Clinical diagnosis: Exposure history and hypercalcemia are the hallmarks of cholecalciferol toxicosis. Calcium generally elevates by 24 hours, following a hyperphosphatemia at 12 hours. Without medical intervention, calcium continues to rise over 70 hours. Additional laboratory abnormalities will include a marked azotemia, hyposthenuria, proteinuria, and glycosuria.

Necropsy findings usually show pitted and mottled kidneys with increased calcium concentrations and multifocal areas of calcification. There may be other soft tissue areas of mineralization, especially in the heart and aorta. Renal calcium to phosphorus ratios can differentiate between cholecalciferol and ethylene glycol toxicosis. Testing for cholecalciferol in bile or kidneys is performed at Michigan State University.

Clinical management and treatment: Management is intense, time consuming, and expensive. A symptomatic animal should always be stabilized first.

Decontamination:

     <4 hours post ingestion: emesis and repeated doses of activated charcoal (2-3 doses q 8-12 hours)

     >4 hours post ingestion: activated charcoal (do not use if animal is vomiting); start on IV saline at twice maintenance for 24 hours or until calcium levels are determined.

Laboratory Monitoring:

Baseline calcium, phosphorous, BUN, creatinine; complete serum profile in elderly animals or those with pre-existing disease.

If Ca, P, BUN, Cr are normal on presentation, monitor q 12 hours X 4 days. If 96-hour calcium is normal, no additional treatment required.

If Ca, P, BUN, and/or Cr are abnormal on presentation, go to hypercalcemia management.

Monitor the Ca X P product: if > 60, then soft tissue mineralization is likely. Multiply the calcium level (in mg/dl) times the phosphorous level (in mg./dl). Some labs report values in units other than mg/dl; convert to mg/dl before computing.

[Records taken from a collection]

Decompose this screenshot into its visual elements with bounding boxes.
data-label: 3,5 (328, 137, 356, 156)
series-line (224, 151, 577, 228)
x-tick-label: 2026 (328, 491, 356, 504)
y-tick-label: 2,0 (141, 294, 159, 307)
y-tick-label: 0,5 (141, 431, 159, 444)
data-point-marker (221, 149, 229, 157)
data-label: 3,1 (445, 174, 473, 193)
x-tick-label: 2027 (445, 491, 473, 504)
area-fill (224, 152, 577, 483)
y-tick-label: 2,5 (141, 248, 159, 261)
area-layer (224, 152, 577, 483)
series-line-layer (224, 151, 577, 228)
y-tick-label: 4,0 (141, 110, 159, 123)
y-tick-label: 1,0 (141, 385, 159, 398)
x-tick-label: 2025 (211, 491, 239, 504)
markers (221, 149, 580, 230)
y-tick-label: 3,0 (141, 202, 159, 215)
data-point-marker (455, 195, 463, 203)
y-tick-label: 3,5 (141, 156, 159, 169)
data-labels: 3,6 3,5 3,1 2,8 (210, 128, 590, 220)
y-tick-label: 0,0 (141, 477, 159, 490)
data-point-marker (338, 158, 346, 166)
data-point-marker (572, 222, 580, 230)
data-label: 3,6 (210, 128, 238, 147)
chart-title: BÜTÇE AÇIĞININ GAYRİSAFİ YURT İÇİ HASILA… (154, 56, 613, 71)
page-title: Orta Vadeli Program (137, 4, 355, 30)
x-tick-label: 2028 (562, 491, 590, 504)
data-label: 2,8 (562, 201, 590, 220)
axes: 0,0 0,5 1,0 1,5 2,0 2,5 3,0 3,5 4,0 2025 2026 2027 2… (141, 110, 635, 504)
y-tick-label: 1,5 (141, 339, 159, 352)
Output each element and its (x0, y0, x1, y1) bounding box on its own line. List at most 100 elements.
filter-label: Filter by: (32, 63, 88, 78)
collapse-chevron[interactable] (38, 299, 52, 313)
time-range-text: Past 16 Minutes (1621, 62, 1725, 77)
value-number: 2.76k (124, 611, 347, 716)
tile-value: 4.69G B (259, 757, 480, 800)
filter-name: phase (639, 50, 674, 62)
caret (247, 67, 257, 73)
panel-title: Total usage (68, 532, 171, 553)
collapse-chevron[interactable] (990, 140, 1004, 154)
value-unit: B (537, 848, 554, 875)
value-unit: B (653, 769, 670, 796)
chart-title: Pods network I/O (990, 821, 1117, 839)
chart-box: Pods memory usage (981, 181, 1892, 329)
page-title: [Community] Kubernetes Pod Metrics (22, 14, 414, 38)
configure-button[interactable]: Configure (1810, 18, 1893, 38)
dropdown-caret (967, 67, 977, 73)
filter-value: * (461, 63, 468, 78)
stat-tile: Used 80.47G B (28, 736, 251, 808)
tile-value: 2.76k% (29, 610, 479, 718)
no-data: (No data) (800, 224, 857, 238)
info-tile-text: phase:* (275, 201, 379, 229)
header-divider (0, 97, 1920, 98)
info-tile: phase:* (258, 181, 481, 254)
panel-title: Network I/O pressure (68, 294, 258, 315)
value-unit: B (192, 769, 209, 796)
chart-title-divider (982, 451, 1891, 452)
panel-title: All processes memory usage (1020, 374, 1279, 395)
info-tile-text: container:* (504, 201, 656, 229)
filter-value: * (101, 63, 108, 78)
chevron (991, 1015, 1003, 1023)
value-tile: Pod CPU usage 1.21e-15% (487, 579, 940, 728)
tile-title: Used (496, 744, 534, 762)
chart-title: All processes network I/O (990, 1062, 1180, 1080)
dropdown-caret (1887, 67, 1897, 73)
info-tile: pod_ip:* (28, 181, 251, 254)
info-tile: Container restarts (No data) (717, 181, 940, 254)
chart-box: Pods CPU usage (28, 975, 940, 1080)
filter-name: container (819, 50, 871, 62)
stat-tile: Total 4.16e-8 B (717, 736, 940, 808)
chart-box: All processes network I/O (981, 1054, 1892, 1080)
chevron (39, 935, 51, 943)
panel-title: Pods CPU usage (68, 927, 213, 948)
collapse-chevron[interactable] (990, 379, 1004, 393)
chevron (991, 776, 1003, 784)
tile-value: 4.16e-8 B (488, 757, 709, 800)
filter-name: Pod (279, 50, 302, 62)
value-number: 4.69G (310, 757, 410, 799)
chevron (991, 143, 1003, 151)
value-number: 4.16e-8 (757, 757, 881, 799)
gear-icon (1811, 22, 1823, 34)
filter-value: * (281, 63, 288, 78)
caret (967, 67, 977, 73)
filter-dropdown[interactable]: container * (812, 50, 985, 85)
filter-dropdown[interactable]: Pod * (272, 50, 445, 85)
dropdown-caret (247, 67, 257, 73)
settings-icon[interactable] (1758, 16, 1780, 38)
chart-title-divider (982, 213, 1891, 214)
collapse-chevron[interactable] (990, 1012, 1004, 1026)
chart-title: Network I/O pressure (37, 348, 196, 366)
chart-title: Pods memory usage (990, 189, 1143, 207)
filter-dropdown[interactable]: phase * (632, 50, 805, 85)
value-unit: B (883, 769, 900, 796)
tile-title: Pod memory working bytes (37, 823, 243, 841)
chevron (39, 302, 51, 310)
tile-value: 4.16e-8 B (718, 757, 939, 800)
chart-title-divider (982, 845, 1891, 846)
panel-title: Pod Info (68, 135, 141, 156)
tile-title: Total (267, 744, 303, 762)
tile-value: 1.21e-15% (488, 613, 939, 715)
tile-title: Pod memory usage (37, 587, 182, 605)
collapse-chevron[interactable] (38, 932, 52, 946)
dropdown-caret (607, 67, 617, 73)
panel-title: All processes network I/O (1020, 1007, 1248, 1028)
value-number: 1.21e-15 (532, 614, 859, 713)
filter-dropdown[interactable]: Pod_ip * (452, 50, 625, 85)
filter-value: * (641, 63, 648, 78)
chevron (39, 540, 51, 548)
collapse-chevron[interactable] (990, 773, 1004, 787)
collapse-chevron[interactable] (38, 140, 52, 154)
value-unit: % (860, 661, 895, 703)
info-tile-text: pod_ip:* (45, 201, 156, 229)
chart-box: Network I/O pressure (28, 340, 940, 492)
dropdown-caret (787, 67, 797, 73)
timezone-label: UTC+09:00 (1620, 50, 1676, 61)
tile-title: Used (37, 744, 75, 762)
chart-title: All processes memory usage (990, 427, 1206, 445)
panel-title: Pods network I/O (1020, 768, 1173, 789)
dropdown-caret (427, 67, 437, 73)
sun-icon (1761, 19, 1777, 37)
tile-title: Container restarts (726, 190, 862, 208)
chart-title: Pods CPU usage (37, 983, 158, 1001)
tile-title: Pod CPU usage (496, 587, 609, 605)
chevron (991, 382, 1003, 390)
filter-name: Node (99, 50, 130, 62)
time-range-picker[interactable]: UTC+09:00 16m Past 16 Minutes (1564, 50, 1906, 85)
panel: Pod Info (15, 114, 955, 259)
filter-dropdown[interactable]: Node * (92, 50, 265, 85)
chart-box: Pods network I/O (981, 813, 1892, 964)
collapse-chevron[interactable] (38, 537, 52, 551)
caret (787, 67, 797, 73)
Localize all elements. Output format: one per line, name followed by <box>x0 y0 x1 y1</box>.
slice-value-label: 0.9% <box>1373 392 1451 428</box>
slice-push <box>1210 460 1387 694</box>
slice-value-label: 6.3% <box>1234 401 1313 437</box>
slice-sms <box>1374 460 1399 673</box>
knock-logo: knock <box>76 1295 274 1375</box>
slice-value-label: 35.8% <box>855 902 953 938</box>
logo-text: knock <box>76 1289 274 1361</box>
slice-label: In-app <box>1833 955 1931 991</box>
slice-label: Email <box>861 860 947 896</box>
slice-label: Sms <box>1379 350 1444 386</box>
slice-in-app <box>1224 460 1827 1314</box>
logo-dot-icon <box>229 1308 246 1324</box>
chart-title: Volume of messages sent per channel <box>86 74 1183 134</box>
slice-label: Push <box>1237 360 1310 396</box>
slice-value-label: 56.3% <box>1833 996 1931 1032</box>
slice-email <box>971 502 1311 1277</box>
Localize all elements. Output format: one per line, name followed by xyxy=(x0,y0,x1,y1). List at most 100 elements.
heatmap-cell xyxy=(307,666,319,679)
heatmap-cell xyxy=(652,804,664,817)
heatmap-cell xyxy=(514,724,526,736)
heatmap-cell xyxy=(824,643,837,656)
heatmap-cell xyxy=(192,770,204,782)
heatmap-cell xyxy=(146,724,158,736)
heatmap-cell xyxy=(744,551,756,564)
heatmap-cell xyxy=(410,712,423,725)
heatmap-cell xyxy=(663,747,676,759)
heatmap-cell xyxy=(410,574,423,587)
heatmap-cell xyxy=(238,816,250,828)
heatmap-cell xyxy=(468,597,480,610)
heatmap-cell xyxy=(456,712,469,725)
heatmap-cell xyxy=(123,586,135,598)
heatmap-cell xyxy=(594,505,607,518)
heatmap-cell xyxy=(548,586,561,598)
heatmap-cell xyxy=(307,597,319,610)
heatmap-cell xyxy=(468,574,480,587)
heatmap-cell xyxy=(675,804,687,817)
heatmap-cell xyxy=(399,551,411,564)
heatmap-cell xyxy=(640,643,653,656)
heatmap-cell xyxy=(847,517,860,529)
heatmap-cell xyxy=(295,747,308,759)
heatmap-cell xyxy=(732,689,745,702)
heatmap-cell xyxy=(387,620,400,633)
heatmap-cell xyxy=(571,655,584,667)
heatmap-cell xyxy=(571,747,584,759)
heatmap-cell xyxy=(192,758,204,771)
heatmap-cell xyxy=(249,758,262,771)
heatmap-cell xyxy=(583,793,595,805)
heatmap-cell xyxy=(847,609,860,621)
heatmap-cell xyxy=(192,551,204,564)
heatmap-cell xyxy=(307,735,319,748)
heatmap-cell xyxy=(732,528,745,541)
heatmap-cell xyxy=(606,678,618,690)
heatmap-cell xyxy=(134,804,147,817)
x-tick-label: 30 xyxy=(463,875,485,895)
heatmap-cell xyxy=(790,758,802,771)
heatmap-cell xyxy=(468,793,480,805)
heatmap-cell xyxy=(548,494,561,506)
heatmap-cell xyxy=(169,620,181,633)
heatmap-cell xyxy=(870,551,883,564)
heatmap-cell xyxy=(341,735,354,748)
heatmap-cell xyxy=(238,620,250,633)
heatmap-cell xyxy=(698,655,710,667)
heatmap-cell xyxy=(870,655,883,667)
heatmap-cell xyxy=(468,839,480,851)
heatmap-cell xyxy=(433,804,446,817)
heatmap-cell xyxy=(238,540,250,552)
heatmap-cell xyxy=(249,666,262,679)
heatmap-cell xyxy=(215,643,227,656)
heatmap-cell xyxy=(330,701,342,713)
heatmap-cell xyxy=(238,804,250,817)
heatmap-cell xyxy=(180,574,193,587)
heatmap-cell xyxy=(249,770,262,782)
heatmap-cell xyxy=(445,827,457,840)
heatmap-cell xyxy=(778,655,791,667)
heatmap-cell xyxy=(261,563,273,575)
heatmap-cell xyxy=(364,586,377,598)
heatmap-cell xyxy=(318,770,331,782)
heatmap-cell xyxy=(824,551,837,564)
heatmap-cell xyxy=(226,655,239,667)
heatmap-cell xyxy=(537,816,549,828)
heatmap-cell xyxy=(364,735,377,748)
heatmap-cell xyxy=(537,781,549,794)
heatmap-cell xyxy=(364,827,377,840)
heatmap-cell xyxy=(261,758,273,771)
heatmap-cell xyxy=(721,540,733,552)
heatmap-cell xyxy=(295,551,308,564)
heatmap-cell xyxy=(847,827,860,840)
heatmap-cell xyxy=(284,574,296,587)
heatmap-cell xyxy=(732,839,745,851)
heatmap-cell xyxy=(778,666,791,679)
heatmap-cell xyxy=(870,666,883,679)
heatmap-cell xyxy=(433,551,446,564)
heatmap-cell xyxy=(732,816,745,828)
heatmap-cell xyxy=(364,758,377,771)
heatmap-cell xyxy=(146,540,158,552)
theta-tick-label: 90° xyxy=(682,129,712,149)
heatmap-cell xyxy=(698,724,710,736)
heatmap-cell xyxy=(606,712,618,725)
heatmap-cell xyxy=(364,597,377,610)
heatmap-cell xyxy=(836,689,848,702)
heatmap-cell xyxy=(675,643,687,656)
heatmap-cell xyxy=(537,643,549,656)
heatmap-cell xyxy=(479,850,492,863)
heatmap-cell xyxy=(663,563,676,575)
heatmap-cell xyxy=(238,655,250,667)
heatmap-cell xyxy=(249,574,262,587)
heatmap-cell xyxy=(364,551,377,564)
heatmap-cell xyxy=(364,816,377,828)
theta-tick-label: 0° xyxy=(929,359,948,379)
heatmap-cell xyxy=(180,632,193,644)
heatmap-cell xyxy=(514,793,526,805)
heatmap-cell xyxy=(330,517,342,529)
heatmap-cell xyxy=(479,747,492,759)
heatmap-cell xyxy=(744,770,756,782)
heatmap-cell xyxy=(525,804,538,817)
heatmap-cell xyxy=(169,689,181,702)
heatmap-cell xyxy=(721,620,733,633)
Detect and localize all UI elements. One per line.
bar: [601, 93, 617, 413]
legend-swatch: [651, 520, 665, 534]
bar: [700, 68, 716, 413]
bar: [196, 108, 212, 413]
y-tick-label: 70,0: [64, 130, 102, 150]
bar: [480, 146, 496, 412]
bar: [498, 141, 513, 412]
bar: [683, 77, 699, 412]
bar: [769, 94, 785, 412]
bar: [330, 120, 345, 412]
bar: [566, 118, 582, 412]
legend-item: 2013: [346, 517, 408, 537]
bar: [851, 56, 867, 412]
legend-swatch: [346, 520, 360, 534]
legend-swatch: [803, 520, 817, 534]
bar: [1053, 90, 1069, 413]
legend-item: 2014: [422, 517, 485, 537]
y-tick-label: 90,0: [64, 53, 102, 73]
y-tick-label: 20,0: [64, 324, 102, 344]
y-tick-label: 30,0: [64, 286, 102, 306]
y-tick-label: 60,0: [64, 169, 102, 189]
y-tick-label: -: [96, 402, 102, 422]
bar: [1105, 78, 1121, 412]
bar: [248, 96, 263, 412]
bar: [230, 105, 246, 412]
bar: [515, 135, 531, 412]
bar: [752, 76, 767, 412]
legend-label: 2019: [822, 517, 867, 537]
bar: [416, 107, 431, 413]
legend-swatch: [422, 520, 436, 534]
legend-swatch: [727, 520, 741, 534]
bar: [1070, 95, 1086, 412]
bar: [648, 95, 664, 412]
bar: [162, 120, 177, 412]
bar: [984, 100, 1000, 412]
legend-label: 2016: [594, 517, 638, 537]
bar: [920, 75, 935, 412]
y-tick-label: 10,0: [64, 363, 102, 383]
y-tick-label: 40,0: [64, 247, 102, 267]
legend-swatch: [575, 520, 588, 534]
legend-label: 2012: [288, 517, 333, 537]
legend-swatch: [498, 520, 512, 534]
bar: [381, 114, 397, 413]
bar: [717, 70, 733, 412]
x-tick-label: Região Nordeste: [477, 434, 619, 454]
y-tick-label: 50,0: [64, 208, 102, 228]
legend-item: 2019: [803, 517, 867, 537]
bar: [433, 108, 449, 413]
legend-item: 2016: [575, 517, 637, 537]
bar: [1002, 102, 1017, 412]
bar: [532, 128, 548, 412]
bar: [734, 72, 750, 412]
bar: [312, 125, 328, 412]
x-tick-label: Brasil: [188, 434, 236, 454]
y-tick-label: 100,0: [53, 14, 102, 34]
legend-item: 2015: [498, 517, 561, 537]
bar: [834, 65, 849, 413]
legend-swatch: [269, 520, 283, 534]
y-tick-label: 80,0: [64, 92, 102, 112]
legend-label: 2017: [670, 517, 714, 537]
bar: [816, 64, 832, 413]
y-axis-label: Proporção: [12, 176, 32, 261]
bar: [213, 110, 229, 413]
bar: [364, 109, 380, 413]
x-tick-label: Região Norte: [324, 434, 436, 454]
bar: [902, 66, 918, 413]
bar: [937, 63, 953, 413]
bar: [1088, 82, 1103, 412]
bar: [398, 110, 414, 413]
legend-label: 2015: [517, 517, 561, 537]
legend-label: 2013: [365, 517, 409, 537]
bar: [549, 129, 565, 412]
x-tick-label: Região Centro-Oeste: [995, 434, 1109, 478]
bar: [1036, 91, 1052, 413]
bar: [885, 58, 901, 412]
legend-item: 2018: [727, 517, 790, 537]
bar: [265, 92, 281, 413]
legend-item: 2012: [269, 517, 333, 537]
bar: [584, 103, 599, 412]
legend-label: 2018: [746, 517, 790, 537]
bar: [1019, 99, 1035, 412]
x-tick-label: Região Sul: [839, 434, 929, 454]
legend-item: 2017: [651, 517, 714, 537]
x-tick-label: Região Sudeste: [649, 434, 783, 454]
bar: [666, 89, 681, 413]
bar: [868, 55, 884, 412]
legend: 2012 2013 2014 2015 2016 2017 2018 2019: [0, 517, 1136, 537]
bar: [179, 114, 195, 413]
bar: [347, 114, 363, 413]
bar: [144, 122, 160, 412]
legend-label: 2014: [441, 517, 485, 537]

• [Brief 1]
Name every additional laboratory abnormality that the cholecalciferol toxicosis text says will accompany hypercalcemia.
• [Brief 2]
Continue the cholecalciferol toxicosis text from its final sentence.

• [Output 1]
Marked azotemia, hyposthenuria, proteinuria, and glycosuria.

• [Output 2]
Hypercalcemia Management I (preferred)-pamidronate is a biphosphonate used in humans to treat hypercalcemia of malignancy.

  • IV normal saline; twice maintenance, forced diuresis
  • Furosemide-2.5-4.5 mg/kg PO TID to QID or 5 mg/kg/hr via CRI; avoid thiazide diuretics since they reduce renal excretion of calcium.
  • Dexamethasone-1 mg/kg IV or SQ QID or Prednisone-2-3 mg/kg PO BID
  • Pamidronate (Aredia‚)-1.3-2 mg/kg; dilute in normal saline and administer IV over a two hour period.

Hypercalcemia Management II: This is a less desirable protocol since in the ASPCA Animal Poison Control center experience, calcitonin is not consistent in its ability to lower serum calcium, and some dogs become refractory to calcitonin. Additionally, in experimental dogs, concurrent use of pamidronate and calcitonin resulted in greater soft tissue mineralization than when either drug was used alone.

  • IV normal saline; twice maintenance, forced diuresis
  • Furosemide-2.5-4.5 mg/kg PO TID to QID or 5 mg/kg/hr via CRI; avoid thiazide diuretics since they reduce renal excretion of calcium.
  • Dexamethasone-1 mg/kg IV or SQ QID or Prednisone-2-3 mg/kg PO BID
  • Salmon Calcitonin (calcimar‚) 4-7 IU/kg SQ TID

Once Ca levels have stabilized:

  • Wean off fluids and monitor Ca, P, BUN, Cr at least every 24 hours. If BUN and Cr are elevated, treat for acute renal failure. If calcium levels start to rise, re-institute fluid therapy and consider another dose of pamidronate.
  • Switch to oral dexamethasone and furosemide and wean off as long as the dog is BAR.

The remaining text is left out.